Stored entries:
━━━━━━

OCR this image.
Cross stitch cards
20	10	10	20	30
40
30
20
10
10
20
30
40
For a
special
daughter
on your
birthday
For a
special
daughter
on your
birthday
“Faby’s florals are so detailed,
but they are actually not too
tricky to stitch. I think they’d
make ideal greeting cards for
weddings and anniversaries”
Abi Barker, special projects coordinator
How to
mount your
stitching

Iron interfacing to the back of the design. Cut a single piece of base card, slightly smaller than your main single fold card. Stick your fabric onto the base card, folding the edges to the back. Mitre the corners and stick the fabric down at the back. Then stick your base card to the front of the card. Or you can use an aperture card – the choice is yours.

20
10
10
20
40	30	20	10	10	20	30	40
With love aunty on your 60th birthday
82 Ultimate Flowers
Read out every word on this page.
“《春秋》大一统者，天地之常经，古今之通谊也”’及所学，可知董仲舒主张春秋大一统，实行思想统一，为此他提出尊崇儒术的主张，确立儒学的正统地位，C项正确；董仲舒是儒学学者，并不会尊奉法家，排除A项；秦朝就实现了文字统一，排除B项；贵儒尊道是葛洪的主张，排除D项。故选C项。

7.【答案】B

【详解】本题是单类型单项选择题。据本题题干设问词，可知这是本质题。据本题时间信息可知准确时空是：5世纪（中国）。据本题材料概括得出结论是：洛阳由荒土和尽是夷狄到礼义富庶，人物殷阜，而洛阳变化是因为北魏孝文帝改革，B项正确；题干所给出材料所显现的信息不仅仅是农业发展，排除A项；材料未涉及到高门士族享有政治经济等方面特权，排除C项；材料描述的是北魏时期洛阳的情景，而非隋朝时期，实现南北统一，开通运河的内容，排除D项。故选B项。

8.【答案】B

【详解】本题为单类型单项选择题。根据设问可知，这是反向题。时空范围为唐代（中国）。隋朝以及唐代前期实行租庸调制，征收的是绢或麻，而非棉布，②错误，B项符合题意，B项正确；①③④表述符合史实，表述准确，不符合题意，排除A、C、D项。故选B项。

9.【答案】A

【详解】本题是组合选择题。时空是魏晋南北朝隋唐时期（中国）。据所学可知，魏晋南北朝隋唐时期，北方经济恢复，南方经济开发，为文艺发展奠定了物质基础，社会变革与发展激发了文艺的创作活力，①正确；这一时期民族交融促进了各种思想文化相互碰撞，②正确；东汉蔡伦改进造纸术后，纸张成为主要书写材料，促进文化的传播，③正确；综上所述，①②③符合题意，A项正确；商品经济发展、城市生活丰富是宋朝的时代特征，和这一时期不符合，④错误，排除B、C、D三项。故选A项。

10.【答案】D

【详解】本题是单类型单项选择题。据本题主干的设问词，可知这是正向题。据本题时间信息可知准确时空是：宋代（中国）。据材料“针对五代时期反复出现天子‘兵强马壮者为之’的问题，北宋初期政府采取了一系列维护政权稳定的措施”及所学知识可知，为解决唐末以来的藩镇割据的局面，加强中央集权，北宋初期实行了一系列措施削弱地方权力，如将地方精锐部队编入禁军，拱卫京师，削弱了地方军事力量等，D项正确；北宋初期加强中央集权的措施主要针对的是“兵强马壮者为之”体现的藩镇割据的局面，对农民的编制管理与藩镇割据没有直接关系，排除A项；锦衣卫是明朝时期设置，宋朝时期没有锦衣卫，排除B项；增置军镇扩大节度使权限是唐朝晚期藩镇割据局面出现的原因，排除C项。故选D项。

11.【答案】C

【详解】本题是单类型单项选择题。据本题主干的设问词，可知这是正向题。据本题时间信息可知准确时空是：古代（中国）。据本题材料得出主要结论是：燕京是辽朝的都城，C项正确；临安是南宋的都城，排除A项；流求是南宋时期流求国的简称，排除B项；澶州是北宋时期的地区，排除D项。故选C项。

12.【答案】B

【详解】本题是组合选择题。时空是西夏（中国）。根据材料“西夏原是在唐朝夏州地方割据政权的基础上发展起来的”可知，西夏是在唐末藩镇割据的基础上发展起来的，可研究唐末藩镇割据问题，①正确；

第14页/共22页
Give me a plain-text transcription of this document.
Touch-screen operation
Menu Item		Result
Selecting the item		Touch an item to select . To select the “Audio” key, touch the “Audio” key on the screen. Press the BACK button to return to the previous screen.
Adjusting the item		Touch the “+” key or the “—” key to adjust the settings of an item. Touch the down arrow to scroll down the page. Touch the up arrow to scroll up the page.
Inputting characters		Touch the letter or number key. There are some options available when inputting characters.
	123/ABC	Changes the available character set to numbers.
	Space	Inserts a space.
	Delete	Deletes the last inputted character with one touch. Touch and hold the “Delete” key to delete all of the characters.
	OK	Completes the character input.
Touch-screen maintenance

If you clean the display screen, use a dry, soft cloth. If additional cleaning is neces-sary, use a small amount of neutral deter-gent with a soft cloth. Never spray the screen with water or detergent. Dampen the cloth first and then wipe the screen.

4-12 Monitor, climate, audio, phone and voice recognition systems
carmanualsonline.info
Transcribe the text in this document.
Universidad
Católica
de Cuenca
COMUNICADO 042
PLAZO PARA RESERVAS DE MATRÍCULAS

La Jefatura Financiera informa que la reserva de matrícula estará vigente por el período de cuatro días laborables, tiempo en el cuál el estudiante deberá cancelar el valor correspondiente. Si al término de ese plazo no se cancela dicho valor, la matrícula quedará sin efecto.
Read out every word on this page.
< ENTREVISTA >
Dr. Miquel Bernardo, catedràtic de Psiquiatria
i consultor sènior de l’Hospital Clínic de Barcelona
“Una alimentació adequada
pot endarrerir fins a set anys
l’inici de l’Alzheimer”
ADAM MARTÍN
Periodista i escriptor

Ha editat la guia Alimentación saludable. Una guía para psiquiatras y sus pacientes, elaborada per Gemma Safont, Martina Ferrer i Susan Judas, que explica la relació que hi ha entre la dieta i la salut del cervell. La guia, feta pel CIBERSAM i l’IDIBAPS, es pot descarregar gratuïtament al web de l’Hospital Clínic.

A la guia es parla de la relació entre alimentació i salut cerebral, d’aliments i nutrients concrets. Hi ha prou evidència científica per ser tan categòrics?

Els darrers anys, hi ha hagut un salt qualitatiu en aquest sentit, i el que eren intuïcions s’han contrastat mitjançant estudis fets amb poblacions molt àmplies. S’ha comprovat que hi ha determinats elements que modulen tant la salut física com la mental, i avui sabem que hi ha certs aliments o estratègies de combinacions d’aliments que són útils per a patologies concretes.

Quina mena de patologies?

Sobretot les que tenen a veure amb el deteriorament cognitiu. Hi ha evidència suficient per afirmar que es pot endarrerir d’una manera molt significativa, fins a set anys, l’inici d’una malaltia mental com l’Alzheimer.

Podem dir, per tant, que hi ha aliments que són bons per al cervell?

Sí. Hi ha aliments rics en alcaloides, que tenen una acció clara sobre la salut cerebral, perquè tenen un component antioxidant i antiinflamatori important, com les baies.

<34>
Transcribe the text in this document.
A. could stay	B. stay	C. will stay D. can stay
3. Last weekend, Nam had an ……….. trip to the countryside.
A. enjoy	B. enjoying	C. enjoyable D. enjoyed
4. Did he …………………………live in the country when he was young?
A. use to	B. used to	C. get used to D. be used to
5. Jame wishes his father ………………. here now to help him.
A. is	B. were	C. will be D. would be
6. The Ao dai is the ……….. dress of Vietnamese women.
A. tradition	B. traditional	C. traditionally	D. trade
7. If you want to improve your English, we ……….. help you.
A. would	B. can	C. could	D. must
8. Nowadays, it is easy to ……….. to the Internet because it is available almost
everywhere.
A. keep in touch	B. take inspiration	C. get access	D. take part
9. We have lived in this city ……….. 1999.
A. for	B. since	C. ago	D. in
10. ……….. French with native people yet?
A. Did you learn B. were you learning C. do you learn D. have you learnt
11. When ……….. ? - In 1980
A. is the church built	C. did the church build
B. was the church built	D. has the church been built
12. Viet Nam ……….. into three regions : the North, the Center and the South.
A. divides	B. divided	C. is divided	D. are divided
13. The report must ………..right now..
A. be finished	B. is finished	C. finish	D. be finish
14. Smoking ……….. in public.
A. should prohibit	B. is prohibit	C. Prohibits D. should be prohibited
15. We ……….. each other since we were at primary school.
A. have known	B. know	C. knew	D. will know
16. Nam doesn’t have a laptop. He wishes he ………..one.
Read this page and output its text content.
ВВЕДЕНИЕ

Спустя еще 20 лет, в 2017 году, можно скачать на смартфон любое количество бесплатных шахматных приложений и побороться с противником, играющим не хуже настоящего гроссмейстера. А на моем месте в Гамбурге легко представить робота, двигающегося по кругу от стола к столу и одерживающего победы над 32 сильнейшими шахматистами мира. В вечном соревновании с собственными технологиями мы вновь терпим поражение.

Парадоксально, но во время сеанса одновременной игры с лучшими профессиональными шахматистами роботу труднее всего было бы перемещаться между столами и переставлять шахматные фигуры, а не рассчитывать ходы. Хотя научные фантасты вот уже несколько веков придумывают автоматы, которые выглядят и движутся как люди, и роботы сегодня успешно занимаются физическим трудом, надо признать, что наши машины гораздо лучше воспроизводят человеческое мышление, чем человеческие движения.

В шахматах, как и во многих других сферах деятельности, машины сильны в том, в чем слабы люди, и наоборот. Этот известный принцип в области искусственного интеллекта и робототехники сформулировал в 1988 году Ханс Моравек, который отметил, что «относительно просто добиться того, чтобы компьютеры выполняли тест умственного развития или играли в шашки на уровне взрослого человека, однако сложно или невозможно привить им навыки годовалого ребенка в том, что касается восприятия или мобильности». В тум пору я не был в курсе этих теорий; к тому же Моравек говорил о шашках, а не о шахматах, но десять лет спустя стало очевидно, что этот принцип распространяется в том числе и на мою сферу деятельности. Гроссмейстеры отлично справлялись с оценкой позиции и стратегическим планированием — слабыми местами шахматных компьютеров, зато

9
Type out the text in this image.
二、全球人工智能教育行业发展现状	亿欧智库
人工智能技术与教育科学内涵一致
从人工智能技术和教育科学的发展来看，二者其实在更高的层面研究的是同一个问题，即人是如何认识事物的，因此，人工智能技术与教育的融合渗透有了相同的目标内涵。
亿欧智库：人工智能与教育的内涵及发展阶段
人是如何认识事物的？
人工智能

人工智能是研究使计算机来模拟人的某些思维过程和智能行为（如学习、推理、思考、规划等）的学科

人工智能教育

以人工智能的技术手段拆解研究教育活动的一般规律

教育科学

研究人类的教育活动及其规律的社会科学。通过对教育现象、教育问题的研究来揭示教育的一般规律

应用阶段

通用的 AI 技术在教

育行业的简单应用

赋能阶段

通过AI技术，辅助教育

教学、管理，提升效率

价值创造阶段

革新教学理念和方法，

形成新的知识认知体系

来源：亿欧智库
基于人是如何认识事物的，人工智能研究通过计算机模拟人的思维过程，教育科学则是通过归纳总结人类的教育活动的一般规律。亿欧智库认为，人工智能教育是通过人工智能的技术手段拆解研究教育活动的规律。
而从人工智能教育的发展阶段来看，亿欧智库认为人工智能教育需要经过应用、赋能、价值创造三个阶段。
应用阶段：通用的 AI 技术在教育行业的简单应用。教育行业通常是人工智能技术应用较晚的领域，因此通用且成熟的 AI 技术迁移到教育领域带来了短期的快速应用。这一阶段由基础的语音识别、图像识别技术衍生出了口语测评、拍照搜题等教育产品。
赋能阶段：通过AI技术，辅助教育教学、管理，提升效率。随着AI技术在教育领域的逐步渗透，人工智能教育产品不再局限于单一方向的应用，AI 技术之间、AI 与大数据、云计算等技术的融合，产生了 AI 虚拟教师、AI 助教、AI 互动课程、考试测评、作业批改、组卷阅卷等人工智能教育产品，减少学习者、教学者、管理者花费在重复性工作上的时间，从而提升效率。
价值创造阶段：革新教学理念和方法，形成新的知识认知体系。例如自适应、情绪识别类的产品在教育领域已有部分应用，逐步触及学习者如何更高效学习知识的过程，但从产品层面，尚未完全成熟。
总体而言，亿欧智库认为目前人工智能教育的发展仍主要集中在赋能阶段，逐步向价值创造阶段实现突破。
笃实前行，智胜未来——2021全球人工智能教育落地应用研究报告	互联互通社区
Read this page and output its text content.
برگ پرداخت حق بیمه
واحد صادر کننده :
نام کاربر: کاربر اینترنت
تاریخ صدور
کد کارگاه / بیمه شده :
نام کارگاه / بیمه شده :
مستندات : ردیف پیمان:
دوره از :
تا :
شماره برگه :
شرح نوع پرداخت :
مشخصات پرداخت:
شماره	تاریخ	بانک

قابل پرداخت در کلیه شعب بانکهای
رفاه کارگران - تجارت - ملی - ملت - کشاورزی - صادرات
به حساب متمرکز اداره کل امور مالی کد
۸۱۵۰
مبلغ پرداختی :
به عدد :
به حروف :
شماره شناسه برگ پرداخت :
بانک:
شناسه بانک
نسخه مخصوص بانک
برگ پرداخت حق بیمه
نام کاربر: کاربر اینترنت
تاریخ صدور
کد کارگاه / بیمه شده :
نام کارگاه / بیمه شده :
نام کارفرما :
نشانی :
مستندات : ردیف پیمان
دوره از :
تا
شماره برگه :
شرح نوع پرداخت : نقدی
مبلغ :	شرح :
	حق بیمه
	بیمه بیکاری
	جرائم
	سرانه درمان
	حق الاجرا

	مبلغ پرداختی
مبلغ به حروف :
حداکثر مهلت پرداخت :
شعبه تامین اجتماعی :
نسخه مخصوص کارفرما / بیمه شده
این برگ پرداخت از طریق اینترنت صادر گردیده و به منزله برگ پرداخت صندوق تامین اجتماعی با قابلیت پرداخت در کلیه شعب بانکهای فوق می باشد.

━━━━━━

Which lines contain the word "шахматистами"? Copy each of them.

Спустя еще 20 лет, в 2017 году, можно скачать на смартфон любое количество бесплатных шахматных приложений и побороться с противником, играющим не хуже настоящего гроссмейстера. А на моем месте в Гамбурге легко представить робота, двигающегося по кругу от стола к столу и одерживающего победы над 32 сильнейшими шахматистами мира. В вечном соревновании с собственными технологиями мы вновь терпим поражение.
Парадоксально, но во время сеанса одновременной игры с лучшими профессиональными шахматистами роботу труднее всего было бы перемещаться между столами и переставлять шахматные фигуры, а не рассчитывать ходы. Хотя научные фантасты вот уже несколько веков придумывают автоматы, которые выглядят и движутся как люди, и роботы сегодня успешно занимаются физическим трудом, надо признать, что наши машины гораздо лучше воспроизводят человеческое мышление, чем человеческие движения.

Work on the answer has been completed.